» **TEXTE PRÉSENTÉ**:
Ces imprécisions bibliographiques ou encore grammaticales (maquamat, organa…) sont quelque peu regrettables ; elles n'enlèvent évidemment rien à l'intérêt de ce travail d'un scientifique et d'un acousticien. Son ouvrage s'impose par sa large ouverture sur des aspects peu développés dans les « Histoires » générales de la musique soucieuses de respecter la chronologie. Les lecteurs, notamment européens, seront judicieusement renseignés sur les manifestations musicales dans d'autres civilisations. Il s'agit donc davantage d'une histoire des civilisations vue à travers la musique.

 

Édith Weber.

 

Simha AROM et Denis-Constant MARTIN : L'enquête en Ethnomusicologie. Préparation, terrain, analyse. Paris, VRIN (www.vrin.fr ), Collection MusicologieS, 2015, 285 p. – 15 €.

Deux chercheurs : un ethnomusicologue spécialiste de la musique de Centre-Afrique et un socio-anthropologue font part de leur vaste expérience pratique (sur le terrain), puis méthodologique et analytique. Ce manuel contient de solides recommandations pour les étudiants et, dans  certains cas, les professionnels, selon trois étapes : préparation, terrain, analyse qui débouchent sur les objectifs de « l'analyseur social ». Ils ouvrent de nouvelles perspectives encore accrues par les progrès techniques d'enregistrement sur le vif et des possibilités ouvertes par l'informatique. La collaboration entre les deux auteurs remonte à 1971. Ils ne proposent ni « un livre de recettes », ni un « recueil de règles », mais de nombreux résultats d'expériences qui en engendrent d'autres. Après un siècle de collectages (documents sonores, entre autres), au XXIe siècle, le constat de pérennité découlant de la longue durée s'impose, de même que la révision de la notion de tradition au profit des changements sociaux. Les ethnomusicologues sont aux prises avec les sociétés primitives, développées, puis civilisées et doivent tenir compte du lieu, de l'occasion et des circonstances de la pratique musicale, pour en dégager une caractérisation des concepts, par exemple, la catégorie des « musiques qui n'en sont pas », selon Simha Arom : rhombes, cris de chasse, langages tambourinés et sifflés qui servent, en fait, de moyen de communication. En revanche, épopées et chantefables sollicitent à la fois les paroles et le chant ; et, par ailleurs, le narrateur peut s'accompagner d'un instrument et même danser.

» **Extraits d'un jeu d'annotations de mise en page**:
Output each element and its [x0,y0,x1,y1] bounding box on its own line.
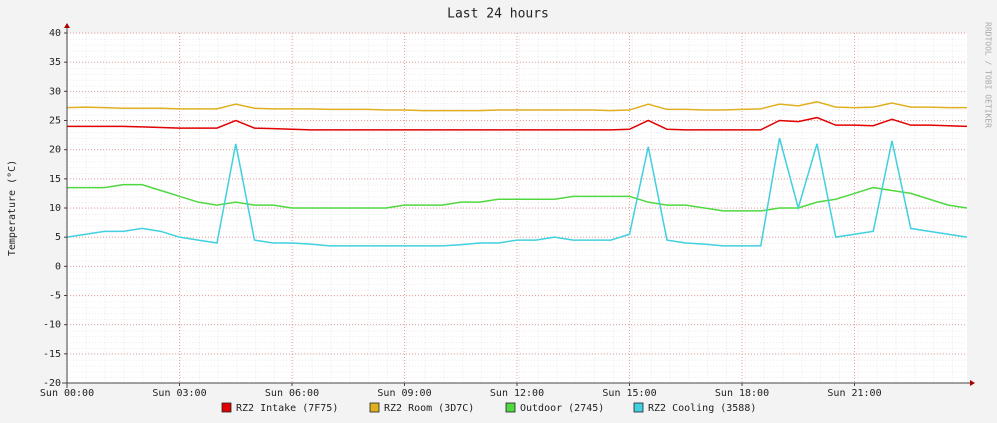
series-line [67,183,968,212]
x-tick-label: Sun 00:00 [40,388,94,399]
y-tick-label: 10 [49,203,61,214]
y-tick-label: 40 [49,28,61,39]
y-tick-label: -10 [43,320,61,331]
legend-swatch [505,402,516,413]
chart-title: Last 24 hours [447,7,549,22]
legend-label: RZ2 Room (3D7C) [384,403,474,414]
y-tick-label: -5 [49,291,61,302]
y-tick-label: 20 [49,145,61,156]
legend-swatch [221,402,232,413]
y-tick-label: 0 [55,261,61,272]
watermark: RRDTOOL / TOBI OETIKER [984,22,993,128]
x-tick-label: Sun 06:00 [265,388,319,399]
y-tick-label: 25 [49,116,61,127]
series-line [67,116,968,131]
y-tick-label: 15 [49,174,61,185]
legend-swatch [369,402,380,413]
y-tick-label: -20 [43,378,61,389]
y-axis-label: Temperature (°C) [7,160,18,256]
x-tick-label: Sun 09:00 [377,388,431,399]
x-tick-label: Sun 15:00 [602,388,656,399]
x-arrow [970,380,975,386]
series-line [66,137,968,247]
y-tick-label: 5 [55,232,61,243]
x-tick-label: Sun 12:00 [490,388,544,399]
y-tick-label: 35 [49,57,61,68]
legend-label: Outdoor (2745) [520,403,604,414]
x-tick-label: Sun 03:00 [152,388,206,399]
legend-label: RZ2 Cooling (3588) [648,403,756,414]
legend-label: RZ2 Intake (7F75) [236,403,338,414]
series-line [66,101,967,112]
x-tick-label: Sun 18:00 [715,388,769,399]
y-arrow [64,23,70,28]
legend-swatch [633,402,644,413]
y-tick-label: 30 [49,86,61,97]
x-tick-label: Sun 21:00 [827,388,881,399]
y-tick-label: -15 [43,349,61,360]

» **LISTE DES TÂCHES**:
- 1) Répondez brièvement à ces questions d'après le texte présenté :
(a) De quoi s'agit-il davantage, selon la fin du premier paragraphe ?
(b) Combien de pages compte L'enquête en Ethnomusicologie ?
(c) À quelle année remonte la collaboration entre les deux auteurs ?
- 2) Dites si chaque affirmation concorde avec le texte présenté, en répondant par oui ou par non et en citant les mots qui tranchent :
(a) La collaboration entre Simha Arom et Denis-Constant Martin a commencé en 1980.
(b) Le manuel donne des recommandations aux étudiants.
(c) Dans les épopées et les chantefables, le narrateur peut aussi danser.
Les enregistrements forment un matériau distinct du texte présenté.

» **LES RÉSULTATS**:
- 1)
(a) D'une histoire des civilisations vue à travers la musique.
(b) 285 pages.
(c) À 1971.

- 2)
(a) Non : « La collaboration entre les deux auteurs remonte à 1971 ».
(b) Oui : « Ce manuel contient de solides recommandations pour les étudiants ».
(c) Oui : « le narrateur peut s'accompagner d'un instrument et même danser ».